* Objective
Begin at the line containing "Decode this image" and copy exactly through the last line of the listing, skipping every picture.

┄┄┄┄┄┄┄┄┄┄┄┄┄┄┄┄┄┄┄┄

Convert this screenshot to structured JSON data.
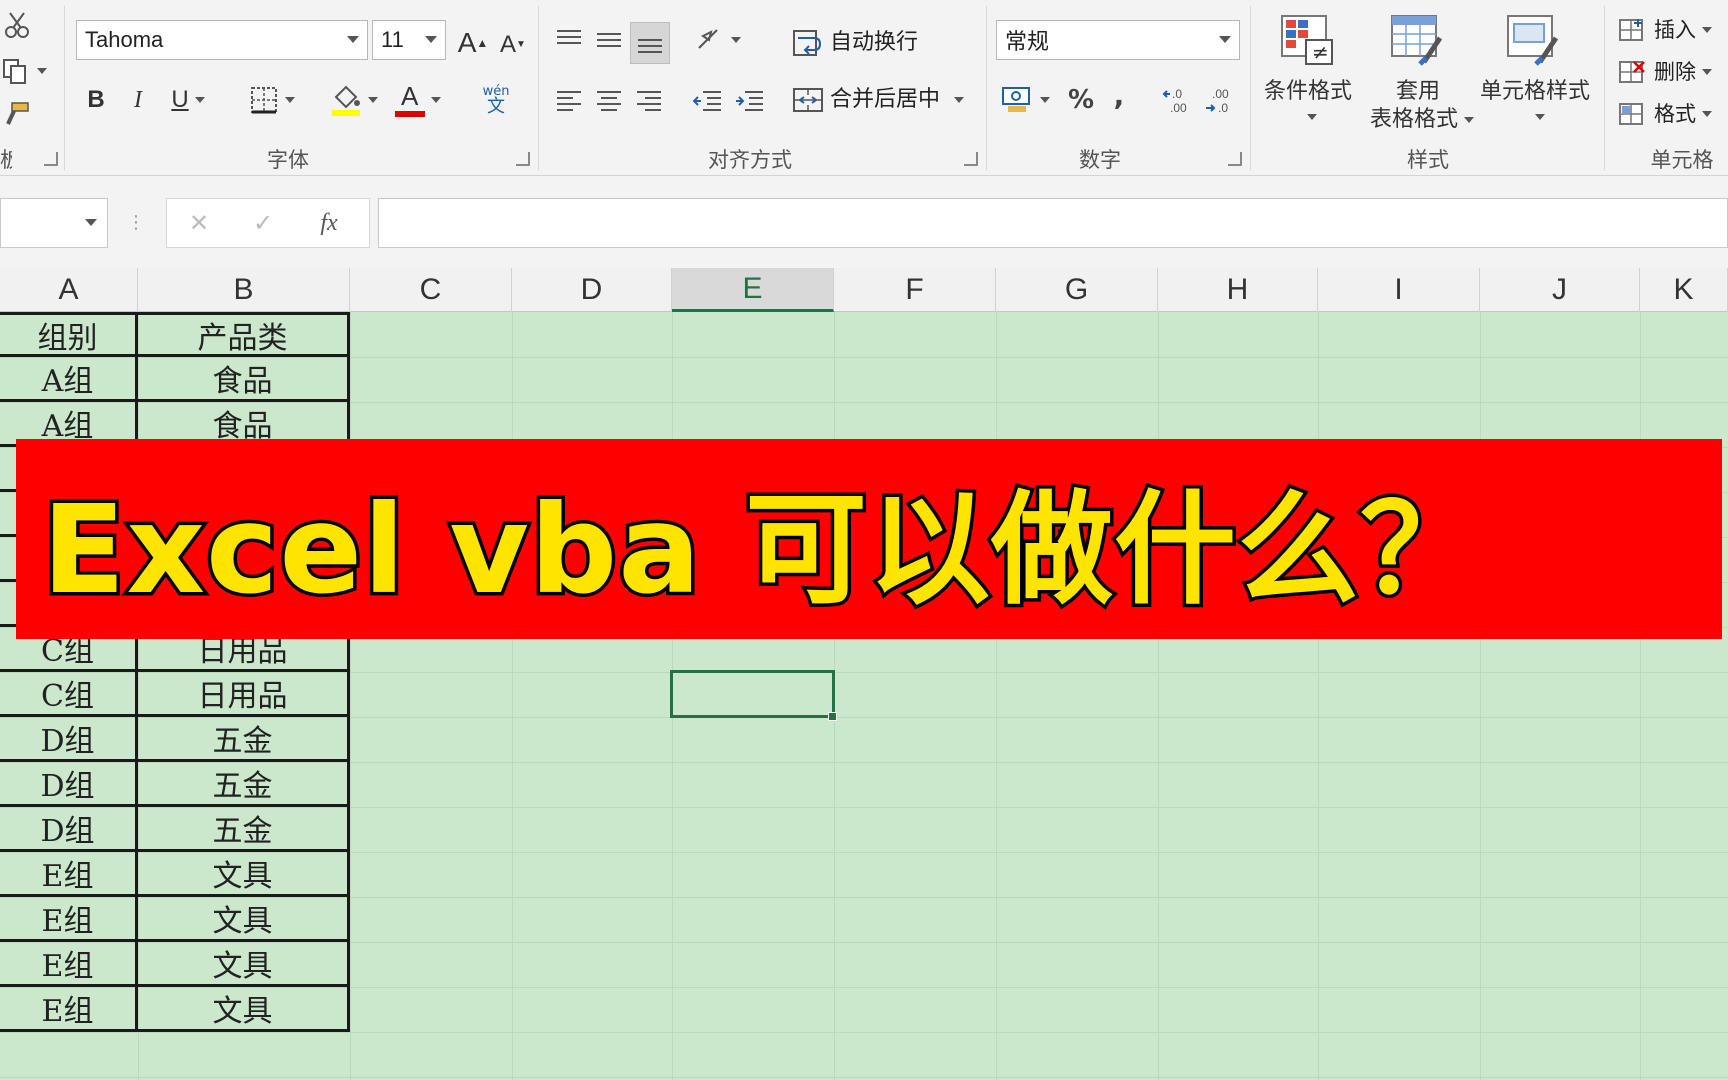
{
  "ribbon": {
    "font_group": {
      "font_name": "Tahoma",
      "font_size": "11",
      "label": "字体",
      "bold": "B",
      "italic": "I",
      "underline": "U",
      "grow_font": "A",
      "shrink_font": "A",
      "font_color": "A",
      "phonetic": "wén"
    },
    "align_group": {
      "wrap_text": "自动换行",
      "merge_center": "合并后居中",
      "label": "对齐方式"
    },
    "number_group": {
      "format": "常规",
      "percent": "%",
      "comma": ",",
      "label": "数字"
    },
    "styles_group": {
      "conditional_format": "条件格式",
      "format_as_table_line1": "套用",
      "format_as_table_line2": "表格格式",
      "cell_styles": "单元格样式",
      "label": "样式"
    },
    "cells_group": {
      "insert": "插入",
      "delete": "删除",
      "format": "格式",
      "label": "单元格"
    },
    "clipboard_group": {
      "label_partial": "板"
    }
  },
  "formula_bar": {
    "fx": "fx",
    "cancel": "✕",
    "enter": "✓"
  },
  "sheet": {
    "columns": [
      "A",
      "B",
      "C",
      "D",
      "E",
      "F",
      "G",
      "H",
      "I",
      "J",
      "K"
    ],
    "selected_column": "E",
    "rows": [
      [
        "组别",
        "产品类"
      ],
      [
        "A组",
        "食品"
      ],
      [
        "A组",
        "食品"
      ],
      [
        "",
        ""
      ],
      [
        "",
        ""
      ],
      [
        "",
        ""
      ],
      [
        "",
        ""
      ],
      [
        "C组",
        "日用品"
      ],
      [
        "C组",
        "日用品"
      ],
      [
        "D组",
        "五金"
      ],
      [
        "D组",
        "五金"
      ],
      [
        "D组",
        "五金"
      ],
      [
        "E组",
        "文具"
      ],
      [
        "E组",
        "文具"
      ],
      [
        "E组",
        "文具"
      ],
      [
        "E组",
        "文具"
      ]
    ]
  },
  "banner": {
    "text": "Excel vba 可以做什么？"
  },
  "colors": {
    "sheet_bg": "#cbe8cc",
    "banner_bg": "#ff0000",
    "banner_text": "#ffe400",
    "accent": "#217346"
  }
}
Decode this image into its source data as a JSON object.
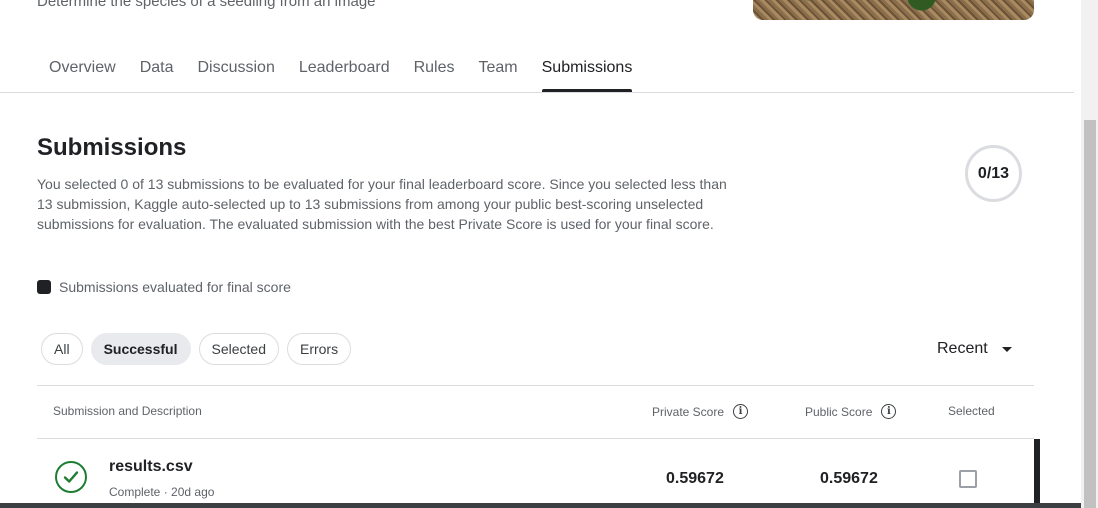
{
  "header": {
    "subtitle": "Determine the species of a seedling from an image"
  },
  "tabs": [
    {
      "label": "Overview"
    },
    {
      "label": "Data"
    },
    {
      "label": "Discussion"
    },
    {
      "label": "Leaderboard"
    },
    {
      "label": "Rules"
    },
    {
      "label": "Team"
    },
    {
      "label": "Submissions",
      "active": true
    }
  ],
  "submissions": {
    "title": "Submissions",
    "description": "You selected 0 of 13 submissions to be evaluated for your final leaderboard score. Since you selected less than 13 submission, Kaggle auto-selected up to 13 submissions from among your public best-scoring unselected submissions for evaluation. The evaluated submission with the best Private Score is used for your final score.",
    "counter": "0/13",
    "legend_label": "Submissions evaluated for final score"
  },
  "filters": {
    "chips": [
      "All",
      "Successful",
      "Selected",
      "Errors"
    ],
    "active": "Successful",
    "sort_label": "Recent"
  },
  "table": {
    "headers": {
      "submission": "Submission and Description",
      "private": "Private Score",
      "public": "Public Score",
      "selected": "Selected"
    },
    "rows": [
      {
        "filename": "results.csv",
        "status": "Complete",
        "time": "· 20d ago",
        "private_score": "0.59672",
        "public_score": "0.59672",
        "selected": false
      }
    ]
  },
  "colors": {
    "success": "#1e7d32",
    "text_primary": "#202124",
    "text_secondary": "#5f6368",
    "divider": "#dadce0"
  },
  "icons": [
    "check-circle-icon",
    "info-icon",
    "caret-down-icon"
  ]
}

┄┄┄┄┄┄┄┄┄┄┄┄┄┄┄┄┄┄┄┄

* Exercise response
Decode this image into its source data as a JSON object.
{
  "header": {
    "subtitle": "Determine the species of a seedling from an image"
  },
  "tabs": [
    {
      "label": "Overview"
    },
    {
      "label": "Data"
    },
    {
      "label": "Discussion"
    },
    {
      "label": "Leaderboard"
    },
    {
      "label": "Rules"
    },
    {
      "label": "Team"
    },
    {
      "label": "Submissions",
      "active": true
    }
  ],
  "submissions": {
    "title": "Submissions",
    "description": "You selected 0 of 13 submissions to be evaluated for your final leaderboard score. Since you selected less than 13 submission, Kaggle auto-selected up to 13 submissions from among your public best-scoring unselected submissions for evaluation. The evaluated submission with the best Private Score is used for your final score.",
    "counter": "0/13",
    "legend_label": "Submissions evaluated for final score"
  },
  "filters": {
    "chips": [
      "All",
      "Successful",
      "Selected",
      "Errors"
    ],
    "active": "Successful",
    "sort_label": "Recent"
  },
  "table": {
    "headers": {
      "submission": "Submission and Description",
      "private": "Private Score",
      "public": "Public Score",
      "selected": "Selected"
    },
    "rows": [
      {
        "filename": "results.csv",
        "status": "Complete",
        "time": "· 20d ago",
        "private_score": "0.59672",
        "public_score": "0.59672",
        "selected": false
      }
    ]
  },
  "colors": {
    "success": "#1e7d32",
    "text_primary": "#202124",
    "text_secondary": "#5f6368",
    "divider": "#dadce0"
  },
  "icons": [
    "check-circle-icon",
    "info-icon",
    "caret-down-icon"
  ]
}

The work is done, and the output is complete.